### [INSTRUCTIONS FOR THE TASK]
Filter the records for lines holding the string "this".

### [RECORD EXCERPTS]
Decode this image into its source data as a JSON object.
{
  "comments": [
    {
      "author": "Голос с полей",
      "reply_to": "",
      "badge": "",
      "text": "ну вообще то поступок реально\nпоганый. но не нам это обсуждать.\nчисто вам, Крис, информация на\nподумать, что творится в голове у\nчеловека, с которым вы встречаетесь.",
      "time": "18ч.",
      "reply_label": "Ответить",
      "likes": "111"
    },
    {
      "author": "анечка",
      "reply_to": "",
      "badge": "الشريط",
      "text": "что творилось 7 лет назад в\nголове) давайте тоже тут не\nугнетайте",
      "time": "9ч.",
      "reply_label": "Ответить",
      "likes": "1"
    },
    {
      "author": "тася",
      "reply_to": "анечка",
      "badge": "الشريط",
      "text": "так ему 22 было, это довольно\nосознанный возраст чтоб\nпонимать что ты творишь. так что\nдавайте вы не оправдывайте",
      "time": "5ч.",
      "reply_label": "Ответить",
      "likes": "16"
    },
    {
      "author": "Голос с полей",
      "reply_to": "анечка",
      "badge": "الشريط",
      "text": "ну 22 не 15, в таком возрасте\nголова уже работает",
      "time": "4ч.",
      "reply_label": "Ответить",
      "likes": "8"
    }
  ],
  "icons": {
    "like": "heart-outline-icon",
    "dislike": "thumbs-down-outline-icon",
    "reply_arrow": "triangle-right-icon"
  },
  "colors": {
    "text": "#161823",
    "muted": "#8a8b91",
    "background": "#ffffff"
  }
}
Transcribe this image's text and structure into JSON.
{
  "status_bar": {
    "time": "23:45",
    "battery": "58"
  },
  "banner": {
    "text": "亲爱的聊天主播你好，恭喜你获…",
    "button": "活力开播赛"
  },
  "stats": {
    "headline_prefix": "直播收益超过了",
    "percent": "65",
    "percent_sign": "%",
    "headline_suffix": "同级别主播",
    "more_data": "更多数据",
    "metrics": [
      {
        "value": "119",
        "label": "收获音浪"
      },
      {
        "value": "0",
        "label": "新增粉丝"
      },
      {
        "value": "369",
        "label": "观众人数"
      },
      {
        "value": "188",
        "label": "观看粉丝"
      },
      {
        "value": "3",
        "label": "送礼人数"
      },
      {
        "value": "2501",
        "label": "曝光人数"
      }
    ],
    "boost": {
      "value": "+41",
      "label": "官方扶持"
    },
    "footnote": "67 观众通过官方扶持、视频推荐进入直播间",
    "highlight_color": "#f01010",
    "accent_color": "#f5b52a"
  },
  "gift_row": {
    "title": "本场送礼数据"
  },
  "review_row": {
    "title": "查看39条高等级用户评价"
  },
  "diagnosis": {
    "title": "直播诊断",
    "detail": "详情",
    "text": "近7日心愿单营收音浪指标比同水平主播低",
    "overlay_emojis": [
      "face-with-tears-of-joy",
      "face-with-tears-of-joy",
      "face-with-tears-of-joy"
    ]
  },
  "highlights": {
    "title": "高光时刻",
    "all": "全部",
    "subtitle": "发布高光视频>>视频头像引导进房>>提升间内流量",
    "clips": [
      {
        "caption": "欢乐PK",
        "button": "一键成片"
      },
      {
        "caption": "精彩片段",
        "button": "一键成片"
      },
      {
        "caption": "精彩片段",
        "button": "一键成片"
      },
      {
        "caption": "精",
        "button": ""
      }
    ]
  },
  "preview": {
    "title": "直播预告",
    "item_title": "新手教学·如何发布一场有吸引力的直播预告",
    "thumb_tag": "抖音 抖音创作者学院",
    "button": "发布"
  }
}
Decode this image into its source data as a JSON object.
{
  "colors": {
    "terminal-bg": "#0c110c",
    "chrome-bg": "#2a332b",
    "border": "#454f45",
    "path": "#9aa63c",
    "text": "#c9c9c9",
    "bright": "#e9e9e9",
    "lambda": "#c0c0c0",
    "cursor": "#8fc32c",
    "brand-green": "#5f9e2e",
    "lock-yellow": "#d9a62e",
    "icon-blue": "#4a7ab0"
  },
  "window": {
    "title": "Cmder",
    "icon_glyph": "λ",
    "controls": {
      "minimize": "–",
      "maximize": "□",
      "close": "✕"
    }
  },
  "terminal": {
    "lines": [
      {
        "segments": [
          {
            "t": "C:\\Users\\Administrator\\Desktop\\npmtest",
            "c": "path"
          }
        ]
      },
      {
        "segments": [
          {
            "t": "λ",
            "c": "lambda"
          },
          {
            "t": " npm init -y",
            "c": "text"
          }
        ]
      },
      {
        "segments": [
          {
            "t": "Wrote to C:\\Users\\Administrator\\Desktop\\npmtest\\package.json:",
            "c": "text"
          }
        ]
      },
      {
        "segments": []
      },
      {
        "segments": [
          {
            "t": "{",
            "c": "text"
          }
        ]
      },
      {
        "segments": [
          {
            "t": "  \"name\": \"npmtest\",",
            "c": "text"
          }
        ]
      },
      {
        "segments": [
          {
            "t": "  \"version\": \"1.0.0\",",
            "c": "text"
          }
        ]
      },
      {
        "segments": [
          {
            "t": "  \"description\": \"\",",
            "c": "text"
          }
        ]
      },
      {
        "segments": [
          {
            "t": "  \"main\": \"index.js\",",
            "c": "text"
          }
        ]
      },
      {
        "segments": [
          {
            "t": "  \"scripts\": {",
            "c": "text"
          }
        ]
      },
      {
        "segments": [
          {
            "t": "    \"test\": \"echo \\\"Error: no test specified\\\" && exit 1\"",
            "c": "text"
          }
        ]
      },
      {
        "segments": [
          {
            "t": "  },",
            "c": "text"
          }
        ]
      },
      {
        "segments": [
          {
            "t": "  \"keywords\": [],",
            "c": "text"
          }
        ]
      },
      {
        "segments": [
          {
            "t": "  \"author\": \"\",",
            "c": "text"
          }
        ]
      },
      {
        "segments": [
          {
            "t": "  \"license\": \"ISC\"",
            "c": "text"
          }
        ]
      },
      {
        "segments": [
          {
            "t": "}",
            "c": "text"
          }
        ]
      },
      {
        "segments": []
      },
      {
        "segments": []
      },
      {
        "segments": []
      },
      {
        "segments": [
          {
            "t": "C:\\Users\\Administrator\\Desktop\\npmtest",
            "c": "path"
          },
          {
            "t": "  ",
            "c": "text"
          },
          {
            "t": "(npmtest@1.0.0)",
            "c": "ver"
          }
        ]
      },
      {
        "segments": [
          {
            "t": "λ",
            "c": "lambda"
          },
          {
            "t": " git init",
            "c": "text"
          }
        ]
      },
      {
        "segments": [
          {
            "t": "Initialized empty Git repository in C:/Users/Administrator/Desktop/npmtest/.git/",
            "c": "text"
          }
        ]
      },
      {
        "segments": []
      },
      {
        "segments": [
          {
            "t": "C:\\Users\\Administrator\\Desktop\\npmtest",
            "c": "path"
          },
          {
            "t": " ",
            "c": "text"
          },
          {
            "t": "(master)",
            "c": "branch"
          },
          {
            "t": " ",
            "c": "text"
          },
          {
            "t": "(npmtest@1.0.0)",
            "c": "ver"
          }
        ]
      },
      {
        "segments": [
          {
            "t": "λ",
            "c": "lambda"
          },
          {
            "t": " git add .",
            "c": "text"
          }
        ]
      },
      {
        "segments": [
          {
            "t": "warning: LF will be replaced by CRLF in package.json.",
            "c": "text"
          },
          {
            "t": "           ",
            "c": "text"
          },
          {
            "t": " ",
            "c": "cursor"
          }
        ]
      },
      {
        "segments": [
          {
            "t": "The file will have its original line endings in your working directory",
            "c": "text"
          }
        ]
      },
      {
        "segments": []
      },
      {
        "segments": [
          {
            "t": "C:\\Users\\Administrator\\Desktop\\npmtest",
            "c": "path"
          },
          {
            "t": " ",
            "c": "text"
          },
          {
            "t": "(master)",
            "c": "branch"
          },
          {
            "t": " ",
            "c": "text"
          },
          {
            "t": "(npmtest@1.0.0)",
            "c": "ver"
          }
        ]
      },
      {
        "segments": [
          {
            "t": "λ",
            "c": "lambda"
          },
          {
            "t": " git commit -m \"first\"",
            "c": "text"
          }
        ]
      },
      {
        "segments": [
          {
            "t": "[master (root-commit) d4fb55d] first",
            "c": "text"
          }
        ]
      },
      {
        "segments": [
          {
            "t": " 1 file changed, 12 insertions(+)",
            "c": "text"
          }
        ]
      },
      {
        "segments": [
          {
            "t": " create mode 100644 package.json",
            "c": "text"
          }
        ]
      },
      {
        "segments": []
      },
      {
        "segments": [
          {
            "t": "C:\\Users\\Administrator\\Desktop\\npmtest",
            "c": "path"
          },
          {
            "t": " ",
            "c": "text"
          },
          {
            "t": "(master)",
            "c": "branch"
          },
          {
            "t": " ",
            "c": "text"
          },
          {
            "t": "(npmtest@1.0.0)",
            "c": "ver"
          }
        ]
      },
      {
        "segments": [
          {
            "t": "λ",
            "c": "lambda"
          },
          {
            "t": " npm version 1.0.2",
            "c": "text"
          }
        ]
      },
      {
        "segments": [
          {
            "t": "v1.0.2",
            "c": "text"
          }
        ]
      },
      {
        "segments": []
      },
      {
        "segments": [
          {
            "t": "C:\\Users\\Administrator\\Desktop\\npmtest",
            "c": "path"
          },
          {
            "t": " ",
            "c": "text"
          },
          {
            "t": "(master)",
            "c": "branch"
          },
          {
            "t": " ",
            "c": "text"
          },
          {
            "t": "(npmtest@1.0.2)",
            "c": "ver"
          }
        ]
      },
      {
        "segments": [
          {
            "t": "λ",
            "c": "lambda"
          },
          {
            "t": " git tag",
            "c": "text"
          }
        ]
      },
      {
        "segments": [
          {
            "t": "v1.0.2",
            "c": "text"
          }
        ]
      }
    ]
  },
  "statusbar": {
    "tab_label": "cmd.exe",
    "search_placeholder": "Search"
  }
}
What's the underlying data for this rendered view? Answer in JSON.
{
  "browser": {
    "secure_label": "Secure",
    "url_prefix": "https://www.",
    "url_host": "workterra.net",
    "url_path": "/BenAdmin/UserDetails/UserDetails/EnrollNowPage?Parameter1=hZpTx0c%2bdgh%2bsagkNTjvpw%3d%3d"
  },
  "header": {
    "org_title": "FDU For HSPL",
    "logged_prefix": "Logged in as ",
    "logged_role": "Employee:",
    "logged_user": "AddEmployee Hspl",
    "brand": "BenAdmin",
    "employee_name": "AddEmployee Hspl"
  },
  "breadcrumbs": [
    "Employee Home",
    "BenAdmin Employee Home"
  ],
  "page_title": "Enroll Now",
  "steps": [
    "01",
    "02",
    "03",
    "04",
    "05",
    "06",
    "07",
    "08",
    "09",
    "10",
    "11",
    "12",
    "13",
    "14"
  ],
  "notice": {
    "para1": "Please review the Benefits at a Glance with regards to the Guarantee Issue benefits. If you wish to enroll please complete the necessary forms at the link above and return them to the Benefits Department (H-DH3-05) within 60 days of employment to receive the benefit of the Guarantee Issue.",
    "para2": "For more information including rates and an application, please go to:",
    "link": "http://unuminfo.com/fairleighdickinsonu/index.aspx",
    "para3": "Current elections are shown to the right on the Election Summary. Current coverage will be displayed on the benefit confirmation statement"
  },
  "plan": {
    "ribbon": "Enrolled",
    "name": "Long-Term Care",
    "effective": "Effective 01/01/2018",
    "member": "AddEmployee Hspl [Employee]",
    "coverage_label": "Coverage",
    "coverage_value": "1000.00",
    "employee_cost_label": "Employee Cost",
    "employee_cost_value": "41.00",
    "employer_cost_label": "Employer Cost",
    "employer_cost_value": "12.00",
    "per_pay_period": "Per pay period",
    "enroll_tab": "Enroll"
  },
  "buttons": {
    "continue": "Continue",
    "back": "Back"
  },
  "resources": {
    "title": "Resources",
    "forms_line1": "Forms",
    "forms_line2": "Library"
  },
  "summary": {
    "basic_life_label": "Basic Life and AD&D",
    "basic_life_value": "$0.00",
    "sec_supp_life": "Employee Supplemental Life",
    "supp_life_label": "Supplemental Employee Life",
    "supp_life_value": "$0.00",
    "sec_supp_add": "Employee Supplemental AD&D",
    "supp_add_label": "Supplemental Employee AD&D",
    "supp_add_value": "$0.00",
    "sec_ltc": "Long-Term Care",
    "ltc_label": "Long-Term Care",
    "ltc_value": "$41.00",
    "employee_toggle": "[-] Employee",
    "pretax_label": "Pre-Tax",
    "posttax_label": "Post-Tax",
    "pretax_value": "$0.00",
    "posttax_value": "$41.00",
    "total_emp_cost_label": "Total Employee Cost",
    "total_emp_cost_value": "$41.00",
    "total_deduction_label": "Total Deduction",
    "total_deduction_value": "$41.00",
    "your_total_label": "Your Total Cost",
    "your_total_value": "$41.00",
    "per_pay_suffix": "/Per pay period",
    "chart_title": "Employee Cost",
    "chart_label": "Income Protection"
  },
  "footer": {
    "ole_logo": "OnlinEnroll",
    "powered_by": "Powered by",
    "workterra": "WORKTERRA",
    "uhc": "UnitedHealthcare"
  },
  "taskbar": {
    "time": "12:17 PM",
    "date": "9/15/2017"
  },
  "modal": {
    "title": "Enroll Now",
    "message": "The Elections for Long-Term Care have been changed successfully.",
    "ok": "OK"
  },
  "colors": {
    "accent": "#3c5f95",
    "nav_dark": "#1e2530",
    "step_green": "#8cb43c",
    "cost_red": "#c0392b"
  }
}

### [EXERCISE OUTPUT]
Decode this image into its source data as a JSON object.
Transcribe this image's text and structure into JSON.
Decode this image into its source data as a JSON object.
What's the underlying data for this rendered view? Answer in JSON.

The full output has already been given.